To be done: Repeat the lines that follow, leaving nothing out.
-- Records for the task start --
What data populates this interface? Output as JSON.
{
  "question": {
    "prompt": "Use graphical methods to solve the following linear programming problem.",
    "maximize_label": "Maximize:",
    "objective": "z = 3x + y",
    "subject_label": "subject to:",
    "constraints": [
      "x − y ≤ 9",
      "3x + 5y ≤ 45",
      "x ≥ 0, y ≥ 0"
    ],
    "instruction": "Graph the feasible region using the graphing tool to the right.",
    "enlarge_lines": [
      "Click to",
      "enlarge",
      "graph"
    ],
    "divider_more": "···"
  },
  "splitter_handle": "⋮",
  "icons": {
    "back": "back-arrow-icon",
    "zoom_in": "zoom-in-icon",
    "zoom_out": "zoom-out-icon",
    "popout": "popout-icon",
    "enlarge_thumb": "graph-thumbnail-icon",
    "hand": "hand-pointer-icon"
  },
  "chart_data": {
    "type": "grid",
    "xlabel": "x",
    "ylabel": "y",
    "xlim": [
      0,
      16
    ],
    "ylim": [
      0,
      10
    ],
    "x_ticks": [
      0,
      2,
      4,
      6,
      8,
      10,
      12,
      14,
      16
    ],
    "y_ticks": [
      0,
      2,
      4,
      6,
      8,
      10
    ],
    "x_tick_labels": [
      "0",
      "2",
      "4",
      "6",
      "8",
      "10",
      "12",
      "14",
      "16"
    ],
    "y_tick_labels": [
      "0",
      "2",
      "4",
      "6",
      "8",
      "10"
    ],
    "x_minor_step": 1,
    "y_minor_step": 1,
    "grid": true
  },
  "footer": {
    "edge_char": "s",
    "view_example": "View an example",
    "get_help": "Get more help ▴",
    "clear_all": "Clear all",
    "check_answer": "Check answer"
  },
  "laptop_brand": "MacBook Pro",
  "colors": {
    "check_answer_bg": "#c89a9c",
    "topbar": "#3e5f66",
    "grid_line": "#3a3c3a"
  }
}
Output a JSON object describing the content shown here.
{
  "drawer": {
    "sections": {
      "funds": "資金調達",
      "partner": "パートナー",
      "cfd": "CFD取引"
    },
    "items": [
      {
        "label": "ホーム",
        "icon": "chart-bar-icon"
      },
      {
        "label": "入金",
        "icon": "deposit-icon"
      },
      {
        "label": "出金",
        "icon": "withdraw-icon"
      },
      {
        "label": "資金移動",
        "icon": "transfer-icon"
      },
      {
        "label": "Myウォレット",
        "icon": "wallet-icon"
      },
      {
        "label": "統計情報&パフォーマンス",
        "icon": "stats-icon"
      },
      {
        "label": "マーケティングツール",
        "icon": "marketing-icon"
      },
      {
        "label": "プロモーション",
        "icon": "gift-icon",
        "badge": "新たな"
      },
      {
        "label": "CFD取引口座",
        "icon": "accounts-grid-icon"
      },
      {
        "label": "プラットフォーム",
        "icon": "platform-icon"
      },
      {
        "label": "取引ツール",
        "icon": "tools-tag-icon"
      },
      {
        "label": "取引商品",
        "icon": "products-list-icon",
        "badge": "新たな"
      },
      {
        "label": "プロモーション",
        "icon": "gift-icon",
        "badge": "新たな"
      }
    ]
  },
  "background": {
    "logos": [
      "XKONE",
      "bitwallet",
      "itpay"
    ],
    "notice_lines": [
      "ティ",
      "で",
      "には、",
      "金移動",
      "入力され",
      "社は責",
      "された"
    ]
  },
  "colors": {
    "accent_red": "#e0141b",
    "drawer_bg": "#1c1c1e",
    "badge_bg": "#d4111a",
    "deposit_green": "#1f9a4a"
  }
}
-- Records for the task end --
Full answer:
What data populates this interface? Output as JSON.
{
  "question": {
    "prompt": "Use graphical methods to solve the following linear programming problem.",
    "maximize_label": "Maximize:",
    "objective": "z = 3x + y",
    "subject_label": "subject to:",
    "constraints": [
      "x − y ≤ 9",
      "3x + 5y ≤ 45",
      "x ≥ 0, y ≥ 0"
    ],
    "instruction": "Graph the feasible region using the graphing tool to the right.",
    "enlarge_lines": [
      "Click to",
      "enlarge",
      "graph"
    ],
    "divider_more": "···"
  },
  "splitter_handle": "⋮",
  "icons": {
    "back": "back-arrow-icon",
    "zoom_in": "zoom-in-icon",
    "zoom_out": "zoom-out-icon",
    "popout": "popout-icon",
    "enlarge_thumb": "graph-thumbnail-icon",
    "hand": "hand-pointer-icon"
  },
  "chart_data": {
    "type": "grid",
    "xlabel": "x",
    "ylabel": "y",
    "xlim": [
      0,
      16
    ],
    "ylim": [
      0,
      10
    ],
    "x_ticks": [
      0,
      2,
      4,
      6,
      8,
      10,
      12,
      14,
      16
    ],
    "y_ticks": [
      0,
      2,
      4,
      6,
      8,
      10
    ],
    "x_tick_labels": [
      "0",
      "2",
      "4",
      "6",
      "8",
      "10",
      "12",
      "14",
      "16"
    ],
    "y_tick_labels": [
      "0",
      "2",
      "4",
      "6",
      "8",
      "10"
    ],
    "x_minor_step": 1,
    "y_minor_step": 1,
    "grid": true
  },
  "footer": {
    "edge_char": "s",
    "view_example": "View an example",
    "get_help": "Get more help ▴",
    "clear_all": "Clear all",
    "check_answer": "Check answer"
  },
  "laptop_brand": "MacBook Pro",
  "colors": {
    "check_answer_bg": "#c89a9c",
    "topbar": "#3e5f66",
    "grid_line": "#3a3c3a"
  }
}
Output a JSON object describing the content shown here.
{
  "drawer": {
    "sections": {
      "funds": "資金調達",
      "partner": "パートナー",
      "cfd": "CFD取引"
    },
    "items": [
      {
        "label": "ホーム",
        "icon": "chart-bar-icon"
      },
      {
        "label": "入金",
        "icon": "deposit-icon"
      },
      {
        "label": "出金",
        "icon": "withdraw-icon"
      },
      {
        "label": "資金移動",
        "icon": "transfer-icon"
      },
      {
        "label": "Myウォレット",
        "icon": "wallet-icon"
      },
      {
        "label": "統計情報&パフォーマンス",
        "icon": "stats-icon"
      },
      {
        "label": "マーケティングツール",
        "icon": "marketing-icon"
      },
      {
        "label": "プロモーション",
        "icon": "gift-icon",
        "badge": "新たな"
      },
      {
        "label": "CFD取引口座",
        "icon": "accounts-grid-icon"
      },
      {
        "label": "プラットフォーム",
        "icon": "platform-icon"
      },
      {
        "label": "取引ツール",
        "icon": "tools-tag-icon"
      },
      {
        "label": "取引商品",
        "icon": "products-list-icon",
        "badge": "新たな"
      },
      {
        "label": "プロモーション",
        "icon": "gift-icon",
        "badge": "新たな"
      }
    ]
  },
  "background": {
    "logos": [
      "XKONE",
      "bitwallet",
      "itpay"
    ],
    "notice_lines": [
      "ティ",
      "で",
      "には、",
      "金移動",
      "入力され",
      "社は責",
      "された"
    ]
  },
  "colors": {
    "accent_red": "#e0141b",
    "drawer_bg": "#1c1c1e",
    "badge_bg": "#d4111a",
    "deposit_green": "#1f9a4a"
  }
}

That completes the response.